### The request
Reproduce the listing word for word, leaving every picture behind.

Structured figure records
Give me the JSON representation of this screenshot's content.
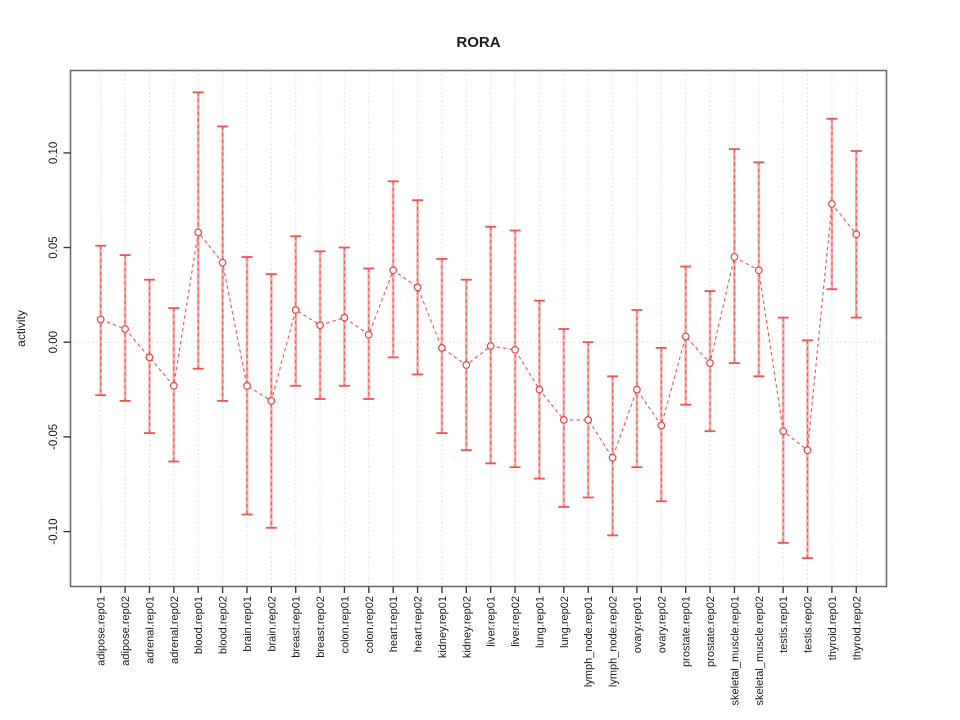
{
  "page": {
    "background": "#ffffff"
  },
  "chart_data": {
    "type": "line",
    "subtype": "errorbar-line-plot",
    "title": "RORA",
    "xlabel": "",
    "ylabel": "activity",
    "legend_position": "none",
    "grid": "vertical dotted gridline per category; dotted horizontal line at zero",
    "ylim": [
      -0.129,
      0.1435
    ],
    "ytick_values": [
      -0.1,
      -0.05,
      0.0,
      0.05,
      0.1
    ],
    "ytick_labels": [
      "-0.10",
      "-0.05",
      "0.00",
      "0.05",
      "0.10"
    ],
    "categories": [
      "adipose.rep01",
      "adipose.rep02",
      "adrenal.rep01",
      "adrenal.rep02",
      "blood.rep01",
      "blood.rep02",
      "brain.rep01",
      "brain.rep02",
      "breast.rep01",
      "breast.rep02",
      "colon.rep01",
      "colon.rep02",
      "heart.rep01",
      "heart.rep02",
      "kidney.rep01",
      "kidney.rep02",
      "liver.rep01",
      "liver.rep02",
      "lung.rep01",
      "lung.rep02",
      "lymph_node.rep01",
      "lymph_node.rep02",
      "ovary.rep01",
      "ovary.rep02",
      "prostate.rep01",
      "prostate.rep02",
      "skeletal_muscle.rep01",
      "skeletal_muscle.rep02",
      "testis.rep01",
      "testis.rep02",
      "thyroid.rep01",
      "thyroid.rep02"
    ],
    "series": [
      {
        "name": "activity",
        "marker": "open-circle",
        "values": [
          0.012,
          0.007,
          -0.008,
          -0.023,
          0.058,
          0.042,
          -0.023,
          -0.031,
          0.017,
          0.009,
          0.013,
          0.004,
          0.038,
          0.029,
          -0.003,
          -0.012,
          -0.002,
          -0.004,
          -0.025,
          -0.041,
          -0.041,
          -0.061,
          -0.025,
          -0.044,
          0.003,
          -0.011,
          0.045,
          0.038,
          -0.047,
          -0.057,
          0.073,
          0.057
        ],
        "upper": [
          0.051,
          0.046,
          0.033,
          0.018,
          0.132,
          0.114,
          0.045,
          0.036,
          0.056,
          0.048,
          0.05,
          0.039,
          0.085,
          0.075,
          0.044,
          0.033,
          0.061,
          0.059,
          0.022,
          0.007,
          0.0,
          -0.018,
          0.017,
          -0.003,
          0.04,
          0.027,
          0.102,
          0.095,
          0.013,
          0.001,
          0.118,
          0.101
        ],
        "lower": [
          -0.028,
          -0.031,
          -0.048,
          -0.063,
          -0.014,
          -0.031,
          -0.091,
          -0.098,
          -0.023,
          -0.03,
          -0.023,
          -0.03,
          -0.008,
          -0.017,
          -0.048,
          -0.057,
          -0.064,
          -0.066,
          -0.072,
          -0.087,
          -0.082,
          -0.102,
          -0.066,
          -0.084,
          -0.033,
          -0.047,
          -0.011,
          -0.018,
          -0.106,
          -0.114,
          0.028,
          0.013
        ]
      }
    ],
    "colors": {
      "series_red": "#f15252",
      "marker_stroke": "#ea4343",
      "marker_fill": "#ffffff",
      "errorbar_pink": "#f8aeae",
      "errorbar_cap": "#f15252",
      "gridline": "#dadada",
      "zero_line": "#dcd8d8",
      "plot_border": "#6f6f6f",
      "tick": "#3d3d3d",
      "text": "#1c1c1c"
    }
  }
}
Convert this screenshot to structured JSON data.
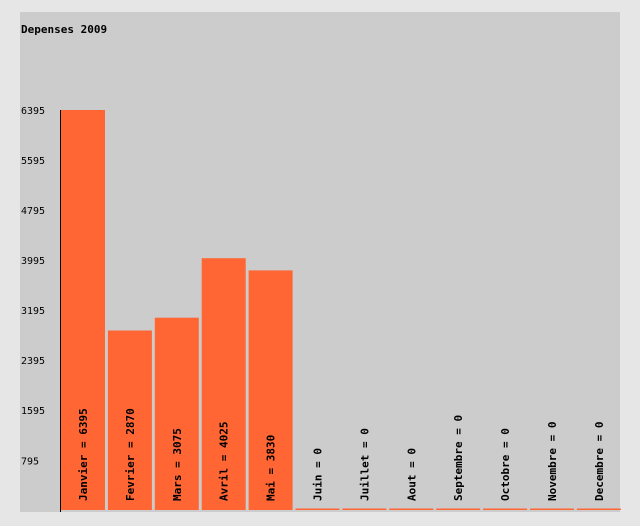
{
  "chart_data": {
    "type": "bar",
    "title": "Depenses 2009",
    "xlabel": "",
    "ylabel": "",
    "ylim": [
      0,
      6395
    ],
    "yticks": [
      795,
      1595,
      2395,
      3195,
      3995,
      4795,
      5595,
      6395
    ],
    "grid": false,
    "legend": "none",
    "categories": [
      "Janvier",
      "Fevrier",
      "Mars",
      "Avril",
      "Mai",
      "Juin",
      "Juillet",
      "Aout",
      "Septembre",
      "Octobre",
      "Novembre",
      "Decembre"
    ],
    "values": [
      6395,
      2870,
      3075,
      4025,
      3830,
      0,
      0,
      0,
      0,
      0,
      0,
      0
    ],
    "bar_labels": [
      "Janvier = 6395",
      "Fevrier = 2870",
      "Mars = 3075",
      "Avril = 4025",
      "Mai = 3830",
      "Juin = 0",
      "Juillet = 0",
      "Aout = 0",
      "Septembre = 0",
      "Octobre = 0",
      "Novembre = 0",
      "Decembre = 0"
    ],
    "colors": {
      "bar": "#ff6633",
      "plot_background": "#cccccc",
      "page_background": "#e6e6e6",
      "text": "#000000",
      "axis": "#000000"
    }
  }
}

### Exercise response
Give me the JSON representation of this screenshot's content.
{
  "page": {
    "background": "#ffffff"
  },
  "chart_data": {
    "type": "line",
    "subtype": "errorbar-line-plot",
    "title": "RORA",
    "xlabel": "",
    "ylabel": "activity",
    "legend_position": "none",
    "grid": "vertical dotted gridline per category; dotted horizontal line at zero",
    "ylim": [
      -0.129,
      0.1435
    ],
    "ytick_values": [
      -0.1,
      -0.05,
      0.0,
      0.05,
      0.1
    ],
    "ytick_labels": [
      "-0.10",
      "-0.05",
      "0.00",
      "0.05",
      "0.10"
    ],
    "categories": [
      "adipose.rep01",
      "adipose.rep02",
      "adrenal.rep01",
      "adrenal.rep02",
      "blood.rep01",
      "blood.rep02",
      "brain.rep01",
      "brain.rep02",
      "breast.rep01",
      "breast.rep02",
      "colon.rep01",
      "colon.rep02",
      "heart.rep01",
      "heart.rep02",
      "kidney.rep01",
      "kidney.rep02",
      "liver.rep01",
      "liver.rep02",
      "lung.rep01",
      "lung.rep02",
      "lymph_node.rep01",
      "lymph_node.rep02",
      "ovary.rep01",
      "ovary.rep02",
      "prostate.rep01",
      "prostate.rep02",
      "skeletal_muscle.rep01",
      "skeletal_muscle.rep02",
      "testis.rep01",
      "testis.rep02",
      "thyroid.rep01",
      "thyroid.rep02"
    ],
    "series": [
      {
        "name": "activity",
        "marker": "open-circle",
        "values": [
          0.012,
          0.007,
          -0.008,
          -0.023,
          0.058,
          0.042,
          -0.023,
          -0.031,
          0.017,
          0.009,
          0.013,
          0.004,
          0.038,
          0.029,
          -0.003,
          -0.012,
          -0.002,
          -0.004,
          -0.025,
          -0.041,
          -0.041,
          -0.061,
          -0.025,
          -0.044,
          0.003,
          -0.011,
          0.045,
          0.038,
          -0.047,
          -0.057,
          0.073,
          0.057
        ],
        "upper": [
          0.051,
          0.046,
          0.033,
          0.018,
          0.132,
          0.114,
          0.045,
          0.036,
          0.056,
          0.048,
          0.05,
          0.039,
          0.085,
          0.075,
          0.044,
          0.033,
          0.061,
          0.059,
          0.022,
          0.007,
          0.0,
          -0.018,
          0.017,
          -0.003,
          0.04,
          0.027,
          0.102,
          0.095,
          0.013,
          0.001,
          0.118,
          0.101
        ],
        "lower": [
          -0.028,
          -0.031,
          -0.048,
          -0.063,
          -0.014,
          -0.031,
          -0.091,
          -0.098,
          -0.023,
          -0.03,
          -0.023,
          -0.03,
          -0.008,
          -0.017,
          -0.048,
          -0.057,
          -0.064,
          -0.066,
          -0.072,
          -0.087,
          -0.082,
          -0.102,
          -0.066,
          -0.084,
          -0.033,
          -0.047,
          -0.011,
          -0.018,
          -0.106,
          -0.114,
          0.028,
          0.013
        ]
      }
    ],
    "colors": {
      "series_red": "#f15252",
      "marker_stroke": "#ea4343",
      "marker_fill": "#ffffff",
      "errorbar_pink": "#f8aeae",
      "errorbar_cap": "#f15252",
      "gridline": "#dadada",
      "zero_line": "#dcd8d8",
      "plot_border": "#6f6f6f",
      "tick": "#3d3d3d",
      "text": "#1c1c1c"
    }
  }
}
Convert this screenshot to structured JSON data.
{
  "chart_data": {
    "type": "bar",
    "title": "Depenses 2009",
    "xlabel": "",
    "ylabel": "",
    "ylim": [
      0,
      6395
    ],
    "yticks": [
      795,
      1595,
      2395,
      3195,
      3995,
      4795,
      5595,
      6395
    ],
    "grid": false,
    "legend": "none",
    "categories": [
      "Janvier",
      "Fevrier",
      "Mars",
      "Avril",
      "Mai",
      "Juin",
      "Juillet",
      "Aout",
      "Septembre",
      "Octobre",
      "Novembre",
      "Decembre"
    ],
    "values": [
      6395,
      2870,
      3075,
      4025,
      3830,
      0,
      0,
      0,
      0,
      0,
      0,
      0
    ],
    "bar_labels": [
      "Janvier = 6395",
      "Fevrier = 2870",
      "Mars = 3075",
      "Avril = 4025",
      "Mai = 3830",
      "Juin = 0",
      "Juillet = 0",
      "Aout = 0",
      "Septembre = 0",
      "Octobre = 0",
      "Novembre = 0",
      "Decembre = 0"
    ],
    "colors": {
      "bar": "#ff6633",
      "plot_background": "#cccccc",
      "page_background": "#e6e6e6",
      "text": "#000000",
      "axis": "#000000"
    }
  }
}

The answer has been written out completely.